** TASK TO CARRY OUT **
Retype the data below without altering anything.

____________________

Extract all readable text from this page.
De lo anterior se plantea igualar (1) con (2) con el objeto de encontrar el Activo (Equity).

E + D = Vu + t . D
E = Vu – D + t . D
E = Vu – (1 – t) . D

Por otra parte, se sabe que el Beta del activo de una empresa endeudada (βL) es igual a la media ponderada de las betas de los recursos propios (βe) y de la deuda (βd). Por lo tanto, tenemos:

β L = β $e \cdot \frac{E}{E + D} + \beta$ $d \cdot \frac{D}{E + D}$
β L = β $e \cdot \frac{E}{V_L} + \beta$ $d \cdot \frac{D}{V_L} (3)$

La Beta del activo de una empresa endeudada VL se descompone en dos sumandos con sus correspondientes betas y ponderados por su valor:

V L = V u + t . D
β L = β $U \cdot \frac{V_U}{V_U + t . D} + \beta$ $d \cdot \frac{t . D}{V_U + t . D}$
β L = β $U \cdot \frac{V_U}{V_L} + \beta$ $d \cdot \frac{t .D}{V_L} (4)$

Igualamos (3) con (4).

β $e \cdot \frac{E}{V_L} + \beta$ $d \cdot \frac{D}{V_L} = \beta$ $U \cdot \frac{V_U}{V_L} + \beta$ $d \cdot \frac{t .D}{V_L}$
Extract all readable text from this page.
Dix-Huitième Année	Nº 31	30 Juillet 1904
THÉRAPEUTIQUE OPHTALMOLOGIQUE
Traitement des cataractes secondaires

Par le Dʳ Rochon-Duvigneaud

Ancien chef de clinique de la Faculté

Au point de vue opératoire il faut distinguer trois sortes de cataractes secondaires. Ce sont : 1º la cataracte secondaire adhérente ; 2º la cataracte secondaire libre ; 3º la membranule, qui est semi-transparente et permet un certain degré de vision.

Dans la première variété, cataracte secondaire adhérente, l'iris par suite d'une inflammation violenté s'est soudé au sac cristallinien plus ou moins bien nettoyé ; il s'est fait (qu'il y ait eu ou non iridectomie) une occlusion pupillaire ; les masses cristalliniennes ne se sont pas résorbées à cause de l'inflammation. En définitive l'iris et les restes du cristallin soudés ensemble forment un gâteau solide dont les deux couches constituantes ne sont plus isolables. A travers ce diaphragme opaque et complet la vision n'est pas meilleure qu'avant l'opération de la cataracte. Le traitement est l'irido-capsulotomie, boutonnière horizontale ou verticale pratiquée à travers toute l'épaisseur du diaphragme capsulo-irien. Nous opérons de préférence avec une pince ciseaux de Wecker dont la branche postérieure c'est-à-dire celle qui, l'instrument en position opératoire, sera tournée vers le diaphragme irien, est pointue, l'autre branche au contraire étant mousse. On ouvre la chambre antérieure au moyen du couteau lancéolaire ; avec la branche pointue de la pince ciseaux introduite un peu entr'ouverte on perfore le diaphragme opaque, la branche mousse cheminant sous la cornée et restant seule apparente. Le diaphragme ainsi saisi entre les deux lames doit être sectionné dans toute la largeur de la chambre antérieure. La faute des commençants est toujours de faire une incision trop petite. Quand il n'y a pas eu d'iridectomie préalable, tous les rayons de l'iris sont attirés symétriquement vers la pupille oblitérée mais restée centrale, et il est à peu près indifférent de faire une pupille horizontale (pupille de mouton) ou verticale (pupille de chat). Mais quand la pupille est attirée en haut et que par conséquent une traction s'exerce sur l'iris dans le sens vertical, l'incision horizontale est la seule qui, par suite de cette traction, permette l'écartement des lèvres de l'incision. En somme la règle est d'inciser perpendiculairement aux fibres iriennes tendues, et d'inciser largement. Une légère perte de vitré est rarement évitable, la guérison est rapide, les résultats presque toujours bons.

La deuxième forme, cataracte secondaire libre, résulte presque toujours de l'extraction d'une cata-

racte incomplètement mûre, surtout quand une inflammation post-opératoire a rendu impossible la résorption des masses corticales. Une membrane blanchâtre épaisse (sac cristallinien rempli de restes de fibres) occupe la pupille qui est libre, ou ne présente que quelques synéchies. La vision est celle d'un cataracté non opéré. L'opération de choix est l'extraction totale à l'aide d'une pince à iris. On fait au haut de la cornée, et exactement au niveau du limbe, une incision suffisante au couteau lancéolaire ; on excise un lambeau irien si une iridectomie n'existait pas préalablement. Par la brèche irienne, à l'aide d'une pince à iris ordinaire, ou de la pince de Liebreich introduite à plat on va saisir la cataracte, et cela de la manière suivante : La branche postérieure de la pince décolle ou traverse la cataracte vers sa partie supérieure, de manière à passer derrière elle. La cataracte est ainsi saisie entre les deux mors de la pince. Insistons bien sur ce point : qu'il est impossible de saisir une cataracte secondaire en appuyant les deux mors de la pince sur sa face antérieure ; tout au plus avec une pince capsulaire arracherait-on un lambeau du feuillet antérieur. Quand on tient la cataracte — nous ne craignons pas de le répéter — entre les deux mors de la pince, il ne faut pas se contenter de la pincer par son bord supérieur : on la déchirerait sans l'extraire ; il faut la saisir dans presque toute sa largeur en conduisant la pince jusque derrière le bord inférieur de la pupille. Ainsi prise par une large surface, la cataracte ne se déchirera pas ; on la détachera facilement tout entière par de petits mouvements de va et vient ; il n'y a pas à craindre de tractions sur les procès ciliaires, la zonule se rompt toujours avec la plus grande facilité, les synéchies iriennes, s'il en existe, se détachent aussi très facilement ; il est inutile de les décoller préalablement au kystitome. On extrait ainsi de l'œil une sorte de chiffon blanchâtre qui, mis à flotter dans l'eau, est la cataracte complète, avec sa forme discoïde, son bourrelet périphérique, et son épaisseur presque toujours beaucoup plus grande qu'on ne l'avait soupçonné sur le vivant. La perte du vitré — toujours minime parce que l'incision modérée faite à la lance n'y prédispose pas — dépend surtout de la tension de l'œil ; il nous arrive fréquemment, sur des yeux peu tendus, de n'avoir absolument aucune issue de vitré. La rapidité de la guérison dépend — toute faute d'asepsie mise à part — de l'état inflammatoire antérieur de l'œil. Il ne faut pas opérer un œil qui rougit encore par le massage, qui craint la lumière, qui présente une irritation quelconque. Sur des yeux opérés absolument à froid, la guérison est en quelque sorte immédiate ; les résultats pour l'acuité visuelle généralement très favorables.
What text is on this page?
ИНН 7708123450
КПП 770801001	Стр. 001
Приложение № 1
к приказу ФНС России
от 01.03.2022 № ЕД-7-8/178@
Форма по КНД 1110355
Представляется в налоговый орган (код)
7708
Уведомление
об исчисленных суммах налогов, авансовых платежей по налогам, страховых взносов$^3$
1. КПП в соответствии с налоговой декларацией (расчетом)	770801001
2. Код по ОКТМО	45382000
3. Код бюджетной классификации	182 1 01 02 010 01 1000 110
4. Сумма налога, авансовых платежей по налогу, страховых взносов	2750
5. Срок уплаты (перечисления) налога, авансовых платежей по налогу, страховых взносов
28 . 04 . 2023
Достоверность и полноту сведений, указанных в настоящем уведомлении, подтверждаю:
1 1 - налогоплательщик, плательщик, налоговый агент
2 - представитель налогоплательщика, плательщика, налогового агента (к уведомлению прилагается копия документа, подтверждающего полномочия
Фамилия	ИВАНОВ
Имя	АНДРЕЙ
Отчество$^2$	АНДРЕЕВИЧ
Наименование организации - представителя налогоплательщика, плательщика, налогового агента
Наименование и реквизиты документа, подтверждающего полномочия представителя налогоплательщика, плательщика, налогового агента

____________________

** WRITTEN ANSWER **
Extract all readable text from this page.
De lo anterior se plantea igualar (1) con (2) con el objeto de encontrar el Activo (Equity).

E + D = Vu + t . D
E = Vu – D + t . D
E = Vu – (1 – t) . D

Por otra parte, se sabe que el Beta del activo de una empresa endeudada (βL) es igual a la media ponderada de las betas de los recursos propios (βe) y de la deuda (βd). Por lo tanto, tenemos:

β L = β $e \cdot \frac{E}{E + D} + \beta$ $d \cdot \frac{D}{E + D}$
β L = β $e \cdot \frac{E}{V_L} + \beta$ $d \cdot \frac{D}{V_L} (3)$

La Beta del activo de una empresa endeudada VL se descompone en dos sumandos con sus correspondientes betas y ponderados por su valor:

V L = V u + t . D
β L = β $U \cdot \frac{V_U}{V_U + t . D} + \beta$ $d \cdot \frac{t . D}{V_U + t . D}$
β L = β $U \cdot \frac{V_U}{V_L} + \beta$ $d \cdot \frac{t .D}{V_L} (4)$

Igualamos (3) con (4).

β $e \cdot \frac{E}{V_L} + \beta$ $d \cdot \frac{D}{V_L} = \beta$ $U \cdot \frac{V_U}{V_L} + \beta$ $d \cdot \frac{t .D}{V_L}$
Extract all readable text from this page.
Dix-Huitième Année	Nº 31	30 Juillet 1904
THÉRAPEUTIQUE OPHTALMOLOGIQUE
Traitement des cataractes secondaires

Par le Dʳ Rochon-Duvigneaud

Ancien chef de clinique de la Faculté

Au point de vue opératoire il faut distinguer trois sortes de cataractes secondaires. Ce sont : 1º la cataracte secondaire adhérente ; 2º la cataracte secondaire libre ; 3º la membranule, qui est semi-transparente et permet un certain degré de vision.

Dans la première variété, cataracte secondaire adhérente, l'iris par suite d'une inflammation violenté s'est soudé au sac cristallinien plus ou moins bien nettoyé ; il s'est fait (qu'il y ait eu ou non iridectomie) une occlusion pupillaire ; les masses cristalliniennes ne se sont pas résorbées à cause de l'inflammation. En définitive l'iris et les restes du cristallin soudés ensemble forment un gâteau solide dont les deux couches constituantes ne sont plus isolables. A travers ce diaphragme opaque et complet la vision n'est pas meilleure qu'avant l'opération de la cataracte. Le traitement est l'irido-capsulotomie, boutonnière horizontale ou verticale pratiquée à travers toute l'épaisseur du diaphragme capsulo-irien. Nous opérons de préférence avec une pince ciseaux de Wecker dont la branche postérieure c'est-à-dire celle qui, l'instrument en position opératoire, sera tournée vers le diaphragme irien, est pointue, l'autre branche au contraire étant mousse. On ouvre la chambre antérieure au moyen du couteau lancéolaire ; avec la branche pointue de la pince ciseaux introduite un peu entr'ouverte on perfore le diaphragme opaque, la branche mousse cheminant sous la cornée et restant seule apparente. Le diaphragme ainsi saisi entre les deux lames doit être sectionné dans toute la largeur de la chambre antérieure. La faute des commençants est toujours de faire une incision trop petite. Quand il n'y a pas eu d'iridectomie préalable, tous les rayons de l'iris sont attirés symétriquement vers la pupille oblitérée mais restée centrale, et il est à peu près indifférent de faire une pupille horizontale (pupille de mouton) ou verticale (pupille de chat). Mais quand la pupille est attirée en haut et que par conséquent une traction s'exerce sur l'iris dans le sens vertical, l'incision horizontale est la seule qui, par suite de cette traction, permette l'écartement des lèvres de l'incision. En somme la règle est d'inciser perpendiculairement aux fibres iriennes tendues, et d'inciser largement. Une légère perte de vitré est rarement évitable, la guérison est rapide, les résultats presque toujours bons.

La deuxième forme, cataracte secondaire libre, résulte presque toujours de l'extraction d'une cata-

racte incomplètement mûre, surtout quand une inflammation post-opératoire a rendu impossible la résorption des masses corticales. Une membrane blanchâtre épaisse (sac cristallinien rempli de restes de fibres) occupe la pupille qui est libre, ou ne présente que quelques synéchies. La vision est celle d'un cataracté non opéré. L'opération de choix est l'extraction totale à l'aide d'une pince à iris. On fait au haut de la cornée, et exactement au niveau du limbe, une incision suffisante au couteau lancéolaire ; on excise un lambeau irien si une iridectomie n'existait pas préalablement. Par la brèche irienne, à l'aide d'une pince à iris ordinaire, ou de la pince de Liebreich introduite à plat on va saisir la cataracte, et cela de la manière suivante : La branche postérieure de la pince décolle ou traverse la cataracte vers sa partie supérieure, de manière à passer derrière elle. La cataracte est ainsi saisie entre les deux mors de la pince. Insistons bien sur ce point : qu'il est impossible de saisir une cataracte secondaire en appuyant les deux mors de la pince sur sa face antérieure ; tout au plus avec une pince capsulaire arracherait-on un lambeau du feuillet antérieur. Quand on tient la cataracte — nous ne craignons pas de le répéter — entre les deux mors de la pince, il ne faut pas se contenter de la pincer par son bord supérieur : on la déchirerait sans l'extraire ; il faut la saisir dans presque toute sa largeur en conduisant la pince jusque derrière le bord inférieur de la pupille. Ainsi prise par une large surface, la cataracte ne se déchirera pas ; on la détachera facilement tout entière par de petits mouvements de va et vient ; il n'y a pas à craindre de tractions sur les procès ciliaires, la zonule se rompt toujours avec la plus grande facilité, les synéchies iriennes, s'il en existe, se détachent aussi très facilement ; il est inutile de les décoller préalablement au kystitome. On extrait ainsi de l'œil une sorte de chiffon blanchâtre qui, mis à flotter dans l'eau, est la cataracte complète, avec sa forme discoïde, son bourrelet périphérique, et son épaisseur presque toujours beaucoup plus grande qu'on ne l'avait soupçonné sur le vivant. La perte du vitré — toujours minime parce que l'incision modérée faite à la lance n'y prédispose pas — dépend surtout de la tension de l'œil ; il nous arrive fréquemment, sur des yeux peu tendus, de n'avoir absolument aucune issue de vitré. La rapidité de la guérison dépend — toute faute d'asepsie mise à part — de l'état inflammatoire antérieur de l'œil. Il ne faut pas opérer un œil qui rougit encore par le massage, qui craint la lumière, qui présente une irritation quelconque. Sur des yeux opérés absolument à froid, la guérison est en quelque sorte immédiate ; les résultats pour l'acuité visuelle généralement très favorables.
What text is on this page?
ИНН 7708123450
КПП 770801001	Стр. 001
Приложение № 1
к приказу ФНС России
от 01.03.2022 № ЕД-7-8/178@
Форма по КНД 1110355
Представляется в налоговый орган (код)
7708
Уведомление
об исчисленных суммах налогов, авансовых платежей по налогам, страховых взносов$^3$
1. КПП в соответствии с налоговой декларацией (расчетом)	770801001
2. Код по ОКТМО	45382000
3. Код бюджетной классификации	182 1 01 02 010 01 1000 110
4. Сумма налога, авансовых платежей по налогу, страховых взносов	2750
5. Срок уплаты (перечисления) налога, авансовых платежей по налогу, страховых взносов
28 . 04 . 2023
Достоверность и полноту сведений, указанных в настоящем уведомлении, подтверждаю:
1 1 - налогоплательщик, плательщик, налоговый агент
2 - представитель налогоплательщика, плательщика, налогового агента (к уведомлению прилагается копия документа, подтверждающего полномочия
Фамилия	ИВАНОВ
Имя	АНДРЕЙ
Отчество$^2$	АНДРЕЕВИЧ
Наименование организации - представителя налогоплательщика, плательщика, налогового агента
Наименование и реквизиты документа, подтверждающего полномочия представителя налогоплательщика, плательщика, налогового агента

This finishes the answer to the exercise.